→ **REQUEST**
Gather up all lines that carry the word "name".

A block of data
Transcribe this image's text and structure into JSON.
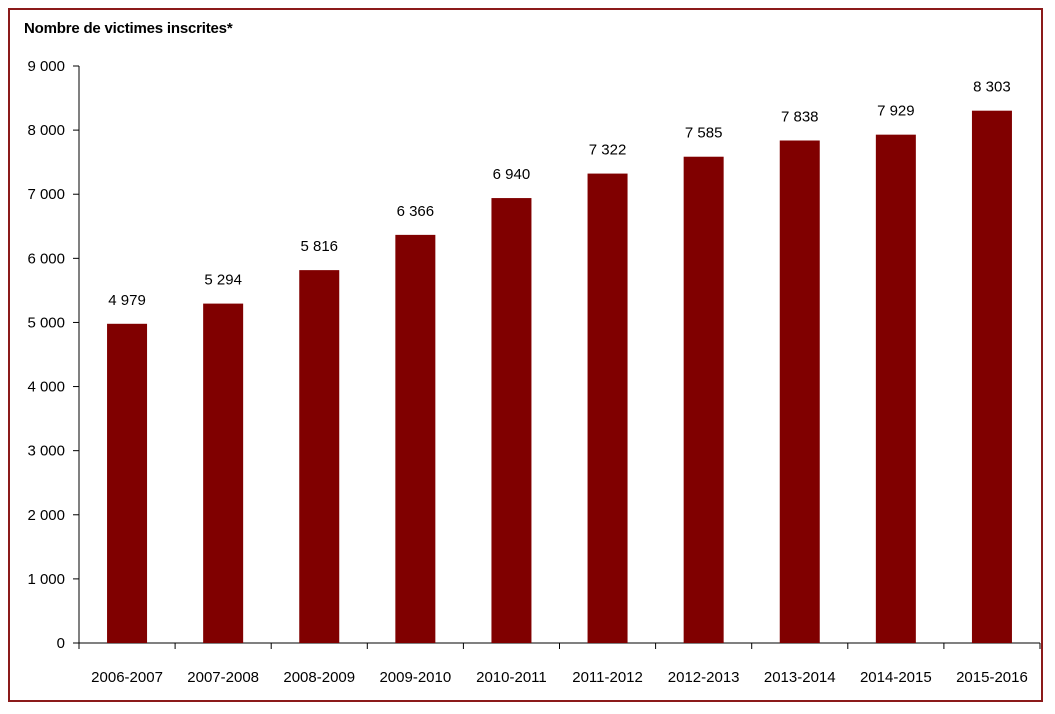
{
  "chart_data": {
    "type": "bar",
    "ylabel": "Nombre de victimes inscrites*",
    "xlabel": "",
    "categories": [
      "2006-2007",
      "2007-2008",
      "2008-2009",
      "2009-2010",
      "2010-2011",
      "2011-2012",
      "2012-2013",
      "2013-2014",
      "2014-2015",
      "2015-2016"
    ],
    "values": [
      4979,
      5294,
      5816,
      6366,
      6940,
      7322,
      7585,
      7838,
      7929,
      8303
    ],
    "data_labels": [
      "4 979",
      "5 294",
      "5 816",
      "6 366",
      "6 940",
      "7 322",
      "7 585",
      "7 838",
      "7 929",
      "8 303"
    ],
    "ylim": [
      0,
      9000
    ],
    "yticks": [
      0,
      1000,
      2000,
      3000,
      4000,
      5000,
      6000,
      7000,
      8000,
      9000
    ],
    "ytick_labels": [
      "0",
      "1 000",
      "2 000",
      "3 000",
      "4 000",
      "5 000",
      "6 000",
      "7 000",
      "8 000",
      "9 000"
    ],
    "grid": false,
    "legend": "none",
    "bar_color": "#800000",
    "frame_color": "#8b1a1a"
  }
}
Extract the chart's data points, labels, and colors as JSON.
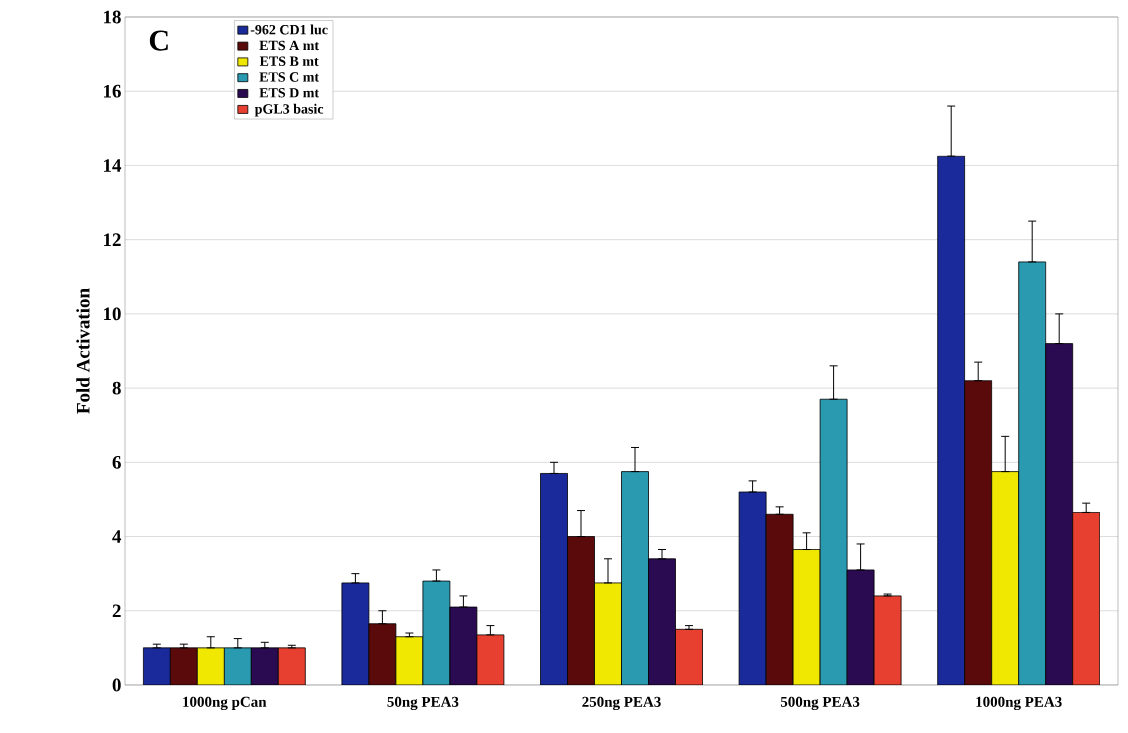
{
  "chart_data": {
    "type": "bar",
    "ylabel": "Fold Activation",
    "annotations": [
      "C"
    ],
    "categories": [
      "1000ng pCan",
      "50ng PEA3",
      "250ng PEA3",
      "500ng PEA3",
      "1000ng PEA3"
    ],
    "series": [
      {
        "name": "-962 CD1 luc",
        "color": "#1a2a9a",
        "values": [
          1.0,
          2.75,
          5.7,
          5.2,
          14.25
        ],
        "errors": [
          [
            1.0,
            1.1
          ],
          [
            2.75,
            3.0
          ],
          [
            5.7,
            6.0
          ],
          [
            5.2,
            5.5
          ],
          [
            14.25,
            15.6
          ]
        ]
      },
      {
        "name": "ETS A mt",
        "color": "#5a0a0a",
        "values": [
          1.0,
          1.65,
          4.0,
          4.6,
          8.2
        ],
        "errors": [
          [
            1.0,
            1.1
          ],
          [
            1.65,
            2.0
          ],
          [
            4.0,
            4.7
          ],
          [
            4.6,
            4.8
          ],
          [
            8.2,
            8.7
          ]
        ]
      },
      {
        "name": "ETS B mt",
        "color": "#f0e800",
        "values": [
          1.0,
          1.3,
          2.75,
          3.65,
          5.75
        ],
        "errors": [
          [
            1.0,
            1.3
          ],
          [
            1.3,
            1.4
          ],
          [
            2.75,
            3.4
          ],
          [
            3.65,
            4.1
          ],
          [
            5.75,
            6.7
          ]
        ]
      },
      {
        "name": "ETS C mt",
        "color": "#2a9ab0",
        "values": [
          1.0,
          2.8,
          5.75,
          7.7,
          11.4
        ],
        "errors": [
          [
            1.0,
            1.25
          ],
          [
            2.8,
            3.1
          ],
          [
            5.75,
            6.4
          ],
          [
            7.7,
            8.6
          ],
          [
            11.4,
            12.5
          ]
        ]
      },
      {
        "name": "ETS D mt",
        "color": "#2a0a50",
        "values": [
          1.0,
          2.1,
          3.4,
          3.1,
          9.2
        ],
        "errors": [
          [
            1.0,
            1.15
          ],
          [
            2.1,
            2.4
          ],
          [
            3.4,
            3.65
          ],
          [
            3.1,
            3.8
          ],
          [
            9.2,
            10.0
          ]
        ]
      },
      {
        "name": "pGL3 basic",
        "color": "#e84030",
        "values": [
          1.0,
          1.35,
          1.5,
          2.4,
          4.65
        ],
        "errors": [
          [
            1.0,
            1.07
          ],
          [
            1.35,
            1.6
          ],
          [
            1.5,
            1.6
          ],
          [
            2.4,
            2.45
          ],
          [
            4.65,
            4.9
          ]
        ]
      }
    ],
    "ylim": [
      0,
      18
    ],
    "yticks": [
      0,
      2,
      4,
      6,
      8,
      10,
      12,
      14,
      16,
      18
    ],
    "grid": "y",
    "legend": "top left"
  }
}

→ **TASK SOLUTION**
        "name": "-962 CD1 luc",
        "name": "ETS A mt",
        "name": "ETS B mt",
        "name": "ETS C mt",
        "name": "ETS D mt",
        "name": "pGL3 basic",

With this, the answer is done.